§ **Work instructions**:
Give back all the data exactly, line by line.
BEGIN
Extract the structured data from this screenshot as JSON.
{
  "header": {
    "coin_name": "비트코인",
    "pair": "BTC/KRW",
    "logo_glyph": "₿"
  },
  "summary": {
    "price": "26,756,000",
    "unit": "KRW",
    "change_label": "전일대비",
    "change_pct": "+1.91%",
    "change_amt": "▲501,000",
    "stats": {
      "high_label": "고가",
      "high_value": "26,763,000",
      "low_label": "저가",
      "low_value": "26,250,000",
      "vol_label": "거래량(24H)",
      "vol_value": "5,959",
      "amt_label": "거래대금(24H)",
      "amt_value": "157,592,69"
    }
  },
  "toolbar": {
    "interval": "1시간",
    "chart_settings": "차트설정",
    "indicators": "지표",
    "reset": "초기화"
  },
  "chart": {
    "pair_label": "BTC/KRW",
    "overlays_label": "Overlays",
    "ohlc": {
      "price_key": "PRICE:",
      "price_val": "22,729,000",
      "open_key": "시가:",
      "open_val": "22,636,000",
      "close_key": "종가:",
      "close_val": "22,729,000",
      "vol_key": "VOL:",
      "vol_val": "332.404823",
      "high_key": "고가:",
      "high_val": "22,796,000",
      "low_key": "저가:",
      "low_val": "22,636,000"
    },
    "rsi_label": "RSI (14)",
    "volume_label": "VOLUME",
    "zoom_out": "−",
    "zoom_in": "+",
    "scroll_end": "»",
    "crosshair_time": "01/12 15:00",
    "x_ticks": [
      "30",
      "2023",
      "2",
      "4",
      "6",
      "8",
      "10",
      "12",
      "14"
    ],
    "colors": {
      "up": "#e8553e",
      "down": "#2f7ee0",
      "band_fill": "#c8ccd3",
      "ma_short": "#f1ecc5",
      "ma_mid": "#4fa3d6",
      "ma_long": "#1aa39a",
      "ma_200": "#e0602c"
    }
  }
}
END
§ **Result below**:
Extract the structured data from this screenshot as JSON.
{
  "header": {
    "coin_name": "비트코인",
    "pair": "BTC/KRW",
    "logo_glyph": "₿"
  },
  "summary": {
    "price": "26,756,000",
    "unit": "KRW",
    "change_label": "전일대비",
    "change_pct": "+1.91%",
    "change_amt": "▲501,000",
    "stats": {
      "high_label": "고가",
      "high_value": "26,763,000",
      "low_label": "저가",
      "low_value": "26,250,000",
      "vol_label": "거래량(24H)",
      "vol_value": "5,959",
      "amt_label": "거래대금(24H)",
      "amt_value": "157,592,69"
    }
  },
  "toolbar": {
    "interval": "1시간",
    "chart_settings": "차트설정",
    "indicators": "지표",
    "reset": "초기화"
  },
  "chart": {
    "pair_label": "BTC/KRW",
    "overlays_label": "Overlays",
    "ohlc": {
      "price_key": "PRICE:",
      "price_val": "22,729,000",
      "open_key": "시가:",
      "open_val": "22,636,000",
      "close_key": "종가:",
      "close_val": "22,729,000",
      "vol_key": "VOL:",
      "vol_val": "332.404823",
      "high_key": "고가:",
      "high_val": "22,796,000",
      "low_key": "저가:",
      "low_val": "22,636,000"
    },
    "rsi_label": "RSI (14)",
    "volume_label": "VOLUME",
    "zoom_out": "−",
    "zoom_in": "+",
    "scroll_end": "»",
    "crosshair_time": "01/12 15:00",
    "x_ticks": [
      "30",
      "2023",
      "2",
      "4",
      "6",
      "8",
      "10",
      "12",
      "14"
    ],
    "colors": {
      "up": "#e8553e",
      "down": "#2f7ee0",
      "band_fill": "#c8ccd3",
      "ma_short": "#f1ecc5",
      "ma_mid": "#4fa3d6",
      "ma_long": "#1aa39a",
      "ma_200": "#e0602c"
    }
  }
}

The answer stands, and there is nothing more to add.